> **WRITTEN TASK**: Which lines hold the word "maíz"? Copy each of them.

Data records:
▬▬▬▬▬▬▬▬▬▬
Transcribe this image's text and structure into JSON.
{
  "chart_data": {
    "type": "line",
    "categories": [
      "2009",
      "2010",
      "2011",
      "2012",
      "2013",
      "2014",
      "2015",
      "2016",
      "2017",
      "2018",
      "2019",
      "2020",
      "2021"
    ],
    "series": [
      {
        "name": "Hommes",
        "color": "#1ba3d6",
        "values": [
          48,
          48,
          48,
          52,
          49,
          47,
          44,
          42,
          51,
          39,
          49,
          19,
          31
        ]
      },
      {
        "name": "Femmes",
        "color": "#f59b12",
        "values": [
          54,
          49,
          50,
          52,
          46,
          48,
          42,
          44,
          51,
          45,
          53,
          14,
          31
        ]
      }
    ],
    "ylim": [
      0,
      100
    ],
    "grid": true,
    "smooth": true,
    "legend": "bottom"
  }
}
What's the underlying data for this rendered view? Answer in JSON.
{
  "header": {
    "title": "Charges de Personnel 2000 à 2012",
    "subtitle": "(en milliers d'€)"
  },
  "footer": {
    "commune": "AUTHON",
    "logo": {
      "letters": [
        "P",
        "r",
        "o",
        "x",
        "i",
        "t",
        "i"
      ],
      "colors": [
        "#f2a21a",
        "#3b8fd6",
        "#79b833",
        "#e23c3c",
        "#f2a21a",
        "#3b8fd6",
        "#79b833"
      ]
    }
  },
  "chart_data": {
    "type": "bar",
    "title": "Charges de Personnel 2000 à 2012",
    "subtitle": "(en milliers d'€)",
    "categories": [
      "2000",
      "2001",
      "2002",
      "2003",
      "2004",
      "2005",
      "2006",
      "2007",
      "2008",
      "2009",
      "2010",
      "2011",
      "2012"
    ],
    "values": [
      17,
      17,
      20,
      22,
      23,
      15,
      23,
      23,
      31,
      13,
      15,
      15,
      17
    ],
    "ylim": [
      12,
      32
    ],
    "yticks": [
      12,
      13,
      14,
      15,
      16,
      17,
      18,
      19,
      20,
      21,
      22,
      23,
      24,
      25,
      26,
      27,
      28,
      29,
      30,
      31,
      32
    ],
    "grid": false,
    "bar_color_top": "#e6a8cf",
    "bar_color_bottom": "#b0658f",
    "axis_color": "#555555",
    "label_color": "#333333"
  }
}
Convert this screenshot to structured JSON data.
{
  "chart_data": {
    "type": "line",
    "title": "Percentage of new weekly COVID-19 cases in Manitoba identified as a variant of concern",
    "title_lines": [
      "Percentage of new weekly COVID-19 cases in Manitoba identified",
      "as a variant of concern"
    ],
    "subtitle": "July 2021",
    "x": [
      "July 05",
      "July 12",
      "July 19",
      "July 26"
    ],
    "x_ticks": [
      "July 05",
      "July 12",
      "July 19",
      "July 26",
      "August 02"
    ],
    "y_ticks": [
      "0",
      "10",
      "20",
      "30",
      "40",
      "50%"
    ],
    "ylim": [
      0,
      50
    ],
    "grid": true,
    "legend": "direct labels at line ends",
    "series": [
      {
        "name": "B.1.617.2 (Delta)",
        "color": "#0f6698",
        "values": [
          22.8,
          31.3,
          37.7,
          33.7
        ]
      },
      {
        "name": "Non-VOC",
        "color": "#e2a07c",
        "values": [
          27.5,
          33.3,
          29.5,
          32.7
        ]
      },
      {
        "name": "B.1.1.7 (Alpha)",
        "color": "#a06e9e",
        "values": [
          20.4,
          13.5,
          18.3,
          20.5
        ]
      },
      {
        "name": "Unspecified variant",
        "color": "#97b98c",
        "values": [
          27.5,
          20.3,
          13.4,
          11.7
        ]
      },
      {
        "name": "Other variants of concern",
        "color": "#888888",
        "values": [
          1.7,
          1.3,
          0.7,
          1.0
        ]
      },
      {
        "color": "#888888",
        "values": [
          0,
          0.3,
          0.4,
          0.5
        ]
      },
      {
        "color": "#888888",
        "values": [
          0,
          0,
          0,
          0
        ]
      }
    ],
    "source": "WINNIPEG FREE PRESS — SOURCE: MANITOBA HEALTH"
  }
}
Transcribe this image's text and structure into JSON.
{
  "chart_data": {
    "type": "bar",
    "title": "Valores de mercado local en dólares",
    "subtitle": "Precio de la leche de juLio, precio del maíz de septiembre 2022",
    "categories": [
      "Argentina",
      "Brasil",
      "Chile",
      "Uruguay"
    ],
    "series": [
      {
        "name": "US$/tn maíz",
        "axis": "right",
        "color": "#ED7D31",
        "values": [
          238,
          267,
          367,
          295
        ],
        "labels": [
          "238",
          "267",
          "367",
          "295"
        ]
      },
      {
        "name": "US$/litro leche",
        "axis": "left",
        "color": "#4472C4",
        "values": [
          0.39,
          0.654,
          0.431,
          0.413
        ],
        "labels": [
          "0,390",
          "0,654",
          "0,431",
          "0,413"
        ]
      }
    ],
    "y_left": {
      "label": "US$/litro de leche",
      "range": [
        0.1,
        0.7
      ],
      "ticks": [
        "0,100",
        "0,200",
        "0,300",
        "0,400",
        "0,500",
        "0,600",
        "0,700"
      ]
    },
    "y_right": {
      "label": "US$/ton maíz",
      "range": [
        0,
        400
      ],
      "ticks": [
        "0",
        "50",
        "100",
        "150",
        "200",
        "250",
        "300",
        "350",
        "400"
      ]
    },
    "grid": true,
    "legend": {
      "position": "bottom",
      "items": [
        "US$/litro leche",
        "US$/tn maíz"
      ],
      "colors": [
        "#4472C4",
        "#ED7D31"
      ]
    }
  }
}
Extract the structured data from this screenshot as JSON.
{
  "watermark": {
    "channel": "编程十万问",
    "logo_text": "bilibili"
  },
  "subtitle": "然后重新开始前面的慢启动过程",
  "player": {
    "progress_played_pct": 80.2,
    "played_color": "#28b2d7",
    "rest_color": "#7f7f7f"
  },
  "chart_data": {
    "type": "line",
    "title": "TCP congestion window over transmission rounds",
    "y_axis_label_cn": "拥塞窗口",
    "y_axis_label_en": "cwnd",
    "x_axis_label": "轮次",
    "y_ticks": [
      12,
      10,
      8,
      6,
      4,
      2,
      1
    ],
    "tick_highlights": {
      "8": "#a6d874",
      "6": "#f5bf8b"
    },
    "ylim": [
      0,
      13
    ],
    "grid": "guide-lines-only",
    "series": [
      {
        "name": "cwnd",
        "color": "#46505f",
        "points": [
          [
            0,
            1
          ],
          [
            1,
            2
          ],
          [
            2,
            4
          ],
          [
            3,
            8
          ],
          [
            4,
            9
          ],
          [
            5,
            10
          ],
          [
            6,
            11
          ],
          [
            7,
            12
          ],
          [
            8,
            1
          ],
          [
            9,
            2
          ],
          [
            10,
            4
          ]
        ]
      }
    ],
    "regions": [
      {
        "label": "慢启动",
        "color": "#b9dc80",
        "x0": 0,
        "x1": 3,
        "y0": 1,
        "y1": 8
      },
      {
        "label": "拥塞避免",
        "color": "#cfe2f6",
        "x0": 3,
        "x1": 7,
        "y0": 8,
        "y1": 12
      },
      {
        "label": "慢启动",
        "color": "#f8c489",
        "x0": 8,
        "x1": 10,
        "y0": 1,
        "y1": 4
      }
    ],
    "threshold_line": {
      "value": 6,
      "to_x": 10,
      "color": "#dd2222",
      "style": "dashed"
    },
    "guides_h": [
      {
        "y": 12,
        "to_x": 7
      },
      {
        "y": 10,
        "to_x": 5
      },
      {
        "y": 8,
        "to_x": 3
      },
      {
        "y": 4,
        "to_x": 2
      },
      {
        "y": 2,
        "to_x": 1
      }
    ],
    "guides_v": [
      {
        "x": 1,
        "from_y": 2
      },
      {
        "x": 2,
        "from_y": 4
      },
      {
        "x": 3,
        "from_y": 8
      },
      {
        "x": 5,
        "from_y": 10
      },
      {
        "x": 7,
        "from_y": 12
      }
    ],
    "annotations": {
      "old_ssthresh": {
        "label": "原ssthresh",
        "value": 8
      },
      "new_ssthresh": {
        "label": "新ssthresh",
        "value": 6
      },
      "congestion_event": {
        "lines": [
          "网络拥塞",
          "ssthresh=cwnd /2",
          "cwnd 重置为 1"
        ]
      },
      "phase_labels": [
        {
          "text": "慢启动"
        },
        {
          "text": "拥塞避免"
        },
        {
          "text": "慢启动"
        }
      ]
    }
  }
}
▬▬▬▬▬▬▬▬▬▬
> **THE OUTPUT**:
    "subtitle": "Precio de la leche de juLio, precio del maíz de septiembre 2022",
        "name": "US$/tn maíz",
      "label": "US$/ton maíz",
        "US$/tn maíz"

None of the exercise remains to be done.